--- start ---

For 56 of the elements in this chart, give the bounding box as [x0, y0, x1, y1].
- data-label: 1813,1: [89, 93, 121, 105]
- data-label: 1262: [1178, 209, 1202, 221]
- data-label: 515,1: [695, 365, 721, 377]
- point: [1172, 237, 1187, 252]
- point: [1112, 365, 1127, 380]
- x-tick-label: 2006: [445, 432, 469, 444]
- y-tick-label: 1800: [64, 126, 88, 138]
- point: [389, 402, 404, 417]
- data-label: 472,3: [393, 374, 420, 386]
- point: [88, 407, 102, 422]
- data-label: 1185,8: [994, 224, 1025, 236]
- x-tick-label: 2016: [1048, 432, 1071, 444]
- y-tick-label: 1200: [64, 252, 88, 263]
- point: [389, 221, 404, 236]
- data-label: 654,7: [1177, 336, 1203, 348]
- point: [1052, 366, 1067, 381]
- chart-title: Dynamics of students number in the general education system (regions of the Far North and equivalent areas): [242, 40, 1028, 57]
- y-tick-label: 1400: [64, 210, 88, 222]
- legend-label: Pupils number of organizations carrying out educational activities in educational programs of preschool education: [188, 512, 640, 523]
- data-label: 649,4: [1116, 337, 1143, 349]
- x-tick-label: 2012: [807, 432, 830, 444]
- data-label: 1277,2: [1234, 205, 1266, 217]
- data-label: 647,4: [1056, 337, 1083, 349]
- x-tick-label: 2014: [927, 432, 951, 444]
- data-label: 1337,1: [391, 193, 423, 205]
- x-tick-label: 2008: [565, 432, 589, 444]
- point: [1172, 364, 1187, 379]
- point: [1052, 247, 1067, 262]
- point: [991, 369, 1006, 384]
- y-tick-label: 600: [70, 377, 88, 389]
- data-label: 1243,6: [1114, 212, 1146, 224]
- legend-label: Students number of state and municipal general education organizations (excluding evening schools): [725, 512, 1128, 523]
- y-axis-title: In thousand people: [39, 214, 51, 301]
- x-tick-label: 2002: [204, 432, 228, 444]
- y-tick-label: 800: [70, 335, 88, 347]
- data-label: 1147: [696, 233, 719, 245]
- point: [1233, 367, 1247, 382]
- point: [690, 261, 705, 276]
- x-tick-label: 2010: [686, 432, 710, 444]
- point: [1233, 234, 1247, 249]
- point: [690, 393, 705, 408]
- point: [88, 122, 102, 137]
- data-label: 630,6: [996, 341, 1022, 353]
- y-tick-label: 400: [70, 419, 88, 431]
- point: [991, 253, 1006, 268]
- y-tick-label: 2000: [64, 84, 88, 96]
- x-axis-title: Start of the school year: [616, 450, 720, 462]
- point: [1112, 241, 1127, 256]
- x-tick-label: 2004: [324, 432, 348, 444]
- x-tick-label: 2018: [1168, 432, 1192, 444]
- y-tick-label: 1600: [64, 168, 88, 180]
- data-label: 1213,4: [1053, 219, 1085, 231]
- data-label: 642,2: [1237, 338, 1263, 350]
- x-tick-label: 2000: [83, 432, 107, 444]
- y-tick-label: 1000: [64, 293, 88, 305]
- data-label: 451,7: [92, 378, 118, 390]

--- end ---
--- start ---

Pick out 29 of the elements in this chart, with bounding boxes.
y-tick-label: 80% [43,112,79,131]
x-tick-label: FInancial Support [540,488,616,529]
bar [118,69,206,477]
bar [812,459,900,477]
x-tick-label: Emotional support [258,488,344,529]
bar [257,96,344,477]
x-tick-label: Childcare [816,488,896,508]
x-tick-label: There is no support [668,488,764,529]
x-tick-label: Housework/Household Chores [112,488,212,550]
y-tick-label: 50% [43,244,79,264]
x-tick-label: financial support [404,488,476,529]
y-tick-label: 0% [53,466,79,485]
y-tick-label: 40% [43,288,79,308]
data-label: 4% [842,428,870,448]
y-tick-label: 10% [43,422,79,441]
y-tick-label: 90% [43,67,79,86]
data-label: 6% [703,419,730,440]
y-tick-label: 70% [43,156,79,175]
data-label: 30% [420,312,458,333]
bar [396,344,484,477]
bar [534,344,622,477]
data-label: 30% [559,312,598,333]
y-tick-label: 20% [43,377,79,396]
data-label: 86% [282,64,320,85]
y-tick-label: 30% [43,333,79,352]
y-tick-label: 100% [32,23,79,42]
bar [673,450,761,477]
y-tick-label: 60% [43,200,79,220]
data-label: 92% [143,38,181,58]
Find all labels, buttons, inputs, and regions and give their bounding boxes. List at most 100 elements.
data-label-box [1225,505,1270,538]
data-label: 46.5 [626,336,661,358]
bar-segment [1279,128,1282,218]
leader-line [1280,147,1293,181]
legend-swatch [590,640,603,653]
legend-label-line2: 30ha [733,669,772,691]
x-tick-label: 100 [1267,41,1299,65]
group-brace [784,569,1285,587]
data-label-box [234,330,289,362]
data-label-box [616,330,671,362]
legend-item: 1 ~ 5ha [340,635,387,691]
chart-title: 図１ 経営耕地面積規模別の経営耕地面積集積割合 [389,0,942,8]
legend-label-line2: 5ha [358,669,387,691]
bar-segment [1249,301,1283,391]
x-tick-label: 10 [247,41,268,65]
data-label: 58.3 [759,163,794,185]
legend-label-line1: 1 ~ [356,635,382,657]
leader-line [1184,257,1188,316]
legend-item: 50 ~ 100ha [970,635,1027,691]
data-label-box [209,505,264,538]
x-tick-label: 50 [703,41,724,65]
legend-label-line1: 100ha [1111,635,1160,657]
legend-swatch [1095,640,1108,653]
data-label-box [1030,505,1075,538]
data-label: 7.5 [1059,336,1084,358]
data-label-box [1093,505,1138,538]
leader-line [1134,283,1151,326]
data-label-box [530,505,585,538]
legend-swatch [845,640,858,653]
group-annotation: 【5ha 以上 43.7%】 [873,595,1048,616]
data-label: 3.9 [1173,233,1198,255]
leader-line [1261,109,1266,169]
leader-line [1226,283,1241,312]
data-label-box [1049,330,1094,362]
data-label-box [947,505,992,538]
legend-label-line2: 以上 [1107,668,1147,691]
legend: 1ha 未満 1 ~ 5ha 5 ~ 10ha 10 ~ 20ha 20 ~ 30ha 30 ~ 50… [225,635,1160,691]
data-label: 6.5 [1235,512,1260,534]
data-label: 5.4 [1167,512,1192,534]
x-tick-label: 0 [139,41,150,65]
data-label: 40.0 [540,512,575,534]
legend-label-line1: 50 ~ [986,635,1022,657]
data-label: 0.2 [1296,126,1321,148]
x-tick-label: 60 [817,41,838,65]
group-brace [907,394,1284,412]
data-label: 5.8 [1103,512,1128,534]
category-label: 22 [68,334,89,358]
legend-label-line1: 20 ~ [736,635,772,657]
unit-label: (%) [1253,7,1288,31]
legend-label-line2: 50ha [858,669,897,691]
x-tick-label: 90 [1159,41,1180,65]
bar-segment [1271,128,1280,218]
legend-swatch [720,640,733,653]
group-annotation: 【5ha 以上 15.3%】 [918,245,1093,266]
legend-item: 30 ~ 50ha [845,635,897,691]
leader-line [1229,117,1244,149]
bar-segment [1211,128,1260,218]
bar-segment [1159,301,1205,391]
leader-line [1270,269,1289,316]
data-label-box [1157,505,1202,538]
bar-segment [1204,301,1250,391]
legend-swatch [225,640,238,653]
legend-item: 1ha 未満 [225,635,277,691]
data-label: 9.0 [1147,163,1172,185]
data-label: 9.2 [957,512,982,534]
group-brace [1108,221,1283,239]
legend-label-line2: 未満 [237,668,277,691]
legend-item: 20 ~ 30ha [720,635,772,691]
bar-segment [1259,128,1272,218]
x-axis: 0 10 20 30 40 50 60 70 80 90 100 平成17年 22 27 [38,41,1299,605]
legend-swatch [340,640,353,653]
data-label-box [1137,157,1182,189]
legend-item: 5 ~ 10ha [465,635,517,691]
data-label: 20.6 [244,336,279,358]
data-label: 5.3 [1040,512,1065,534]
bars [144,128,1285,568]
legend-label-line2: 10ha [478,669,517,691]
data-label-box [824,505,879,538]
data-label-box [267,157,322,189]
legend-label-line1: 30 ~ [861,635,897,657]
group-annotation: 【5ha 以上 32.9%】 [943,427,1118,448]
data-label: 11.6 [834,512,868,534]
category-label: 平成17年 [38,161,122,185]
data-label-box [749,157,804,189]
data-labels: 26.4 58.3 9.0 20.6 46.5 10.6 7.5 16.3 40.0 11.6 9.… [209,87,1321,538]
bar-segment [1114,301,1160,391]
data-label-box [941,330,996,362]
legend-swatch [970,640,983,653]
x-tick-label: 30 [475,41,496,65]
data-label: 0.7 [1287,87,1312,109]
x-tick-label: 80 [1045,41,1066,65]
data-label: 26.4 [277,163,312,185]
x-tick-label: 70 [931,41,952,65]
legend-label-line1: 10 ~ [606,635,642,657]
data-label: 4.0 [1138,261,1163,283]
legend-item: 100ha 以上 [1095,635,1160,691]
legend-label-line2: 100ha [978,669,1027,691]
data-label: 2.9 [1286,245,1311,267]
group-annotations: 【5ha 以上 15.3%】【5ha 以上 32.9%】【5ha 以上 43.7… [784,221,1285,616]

--- end ---
--- start ---

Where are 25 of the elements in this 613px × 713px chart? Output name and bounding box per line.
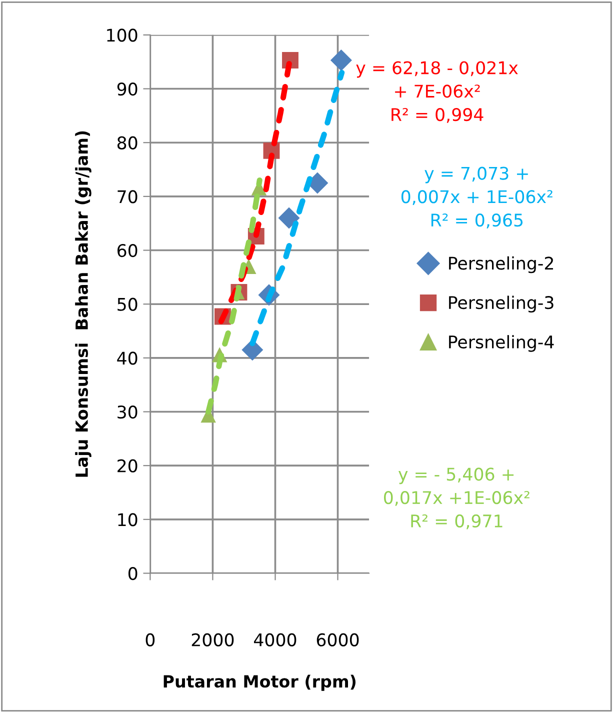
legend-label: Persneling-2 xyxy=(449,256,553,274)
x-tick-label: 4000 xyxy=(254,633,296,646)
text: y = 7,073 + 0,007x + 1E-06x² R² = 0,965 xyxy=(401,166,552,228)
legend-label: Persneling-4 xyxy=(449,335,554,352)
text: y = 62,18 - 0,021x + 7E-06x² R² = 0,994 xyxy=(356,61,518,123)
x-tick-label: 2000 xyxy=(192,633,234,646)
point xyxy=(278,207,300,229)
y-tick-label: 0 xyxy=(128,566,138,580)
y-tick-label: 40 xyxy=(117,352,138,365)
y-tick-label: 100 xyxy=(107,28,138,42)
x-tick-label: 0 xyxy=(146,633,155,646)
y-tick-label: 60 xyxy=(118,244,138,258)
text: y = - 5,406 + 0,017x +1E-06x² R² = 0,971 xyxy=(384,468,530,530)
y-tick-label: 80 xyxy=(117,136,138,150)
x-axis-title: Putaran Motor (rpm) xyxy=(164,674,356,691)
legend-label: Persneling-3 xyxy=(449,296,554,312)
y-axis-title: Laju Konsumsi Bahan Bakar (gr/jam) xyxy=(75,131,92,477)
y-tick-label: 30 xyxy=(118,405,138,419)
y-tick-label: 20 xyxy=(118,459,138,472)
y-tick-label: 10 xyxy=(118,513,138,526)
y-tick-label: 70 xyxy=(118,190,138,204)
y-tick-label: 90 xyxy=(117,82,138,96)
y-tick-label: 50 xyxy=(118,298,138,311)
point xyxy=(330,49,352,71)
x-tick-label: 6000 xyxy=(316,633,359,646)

--- end ---

## Prompt
Give the lines above as a JSON list of strings, one string per line with blank lines omitted, starting at the line that contains "Pick out 29" and ending at the line that contains "y-tick-label: 50% [43,244,79,264]".

## Reply to the task
[
  "Pick out 29 of the elements in this chart, with bounding boxes.",
  "y-tick-label: 80% [43,112,79,131]",
  "x-tick-label: FInancial Support [540,488,616,529]",
  "bar [118,69,206,477]",
  "bar [812,459,900,477]",
  "x-tick-label: Emotional support [258,488,344,529]",
  "bar [257,96,344,477]",
  "x-tick-label: Childcare [816,488,896,508]",
  "x-tick-label: There is no support [668,488,764,529]",
  "x-tick-label: Housework/Household Chores [112,488,212,550]",
  "y-tick-label: 50% [43,244,79,264]"
]